Chart and figure data
::::
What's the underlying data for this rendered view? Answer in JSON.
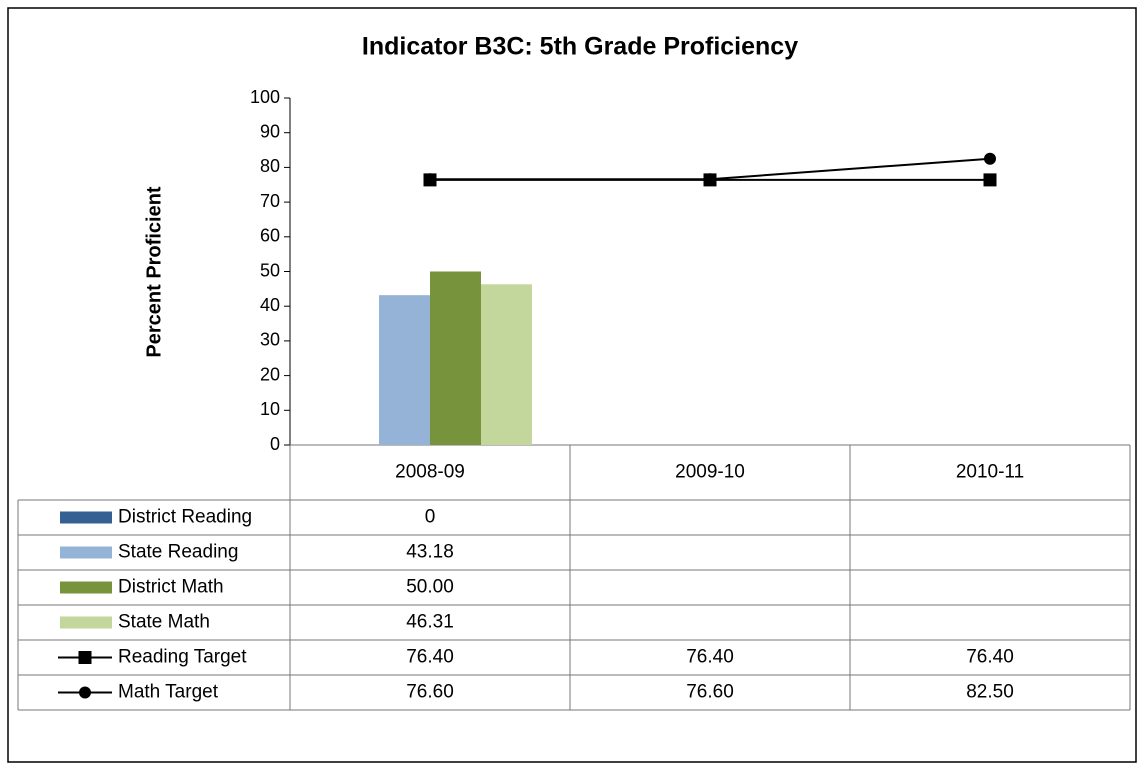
{
  "chart_data": {
    "type": "bar",
    "title": "Indicator B3C: 5th Grade Proficiency",
    "y_label": "Percent Proficient",
    "categories": [
      "2008-09",
      "2009-10",
      "2010-11"
    ],
    "ylim": [
      0,
      100
    ],
    "yticks": [
      0,
      10,
      20,
      30,
      40,
      50,
      60,
      70,
      80,
      90,
      100
    ],
    "grid": false,
    "series": [
      {
        "name": "District Reading",
        "type": "bar",
        "color": "#376092",
        "values": [
          0,
          null,
          null
        ]
      },
      {
        "name": "State Reading",
        "type": "bar",
        "color": "#95b3d7",
        "values": [
          43.18,
          null,
          null
        ]
      },
      {
        "name": "District Math",
        "type": "bar",
        "color": "#77933c",
        "values": [
          50.0,
          null,
          null
        ],
        "value_labels": [
          "50.00",
          null,
          null
        ]
      },
      {
        "name": "State Math",
        "type": "bar",
        "color": "#c3d69b",
        "values": [
          46.31,
          null,
          null
        ]
      },
      {
        "name": "Reading Target",
        "type": "line",
        "marker": "square",
        "color": "#000000",
        "values": [
          76.4,
          76.4,
          76.4
        ],
        "value_labels": [
          "76.40",
          "76.40",
          "76.40"
        ]
      },
      {
        "name": "Math Target",
        "type": "line",
        "marker": "circle",
        "color": "#000000",
        "values": [
          76.6,
          76.6,
          82.5
        ],
        "value_labels": [
          "76.60",
          "76.60",
          "82.50"
        ]
      }
    ]
  }
}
::::
Given task> Report how many lines in the records hold the word "Target", giving the number and nothing else.

Exercise response> 2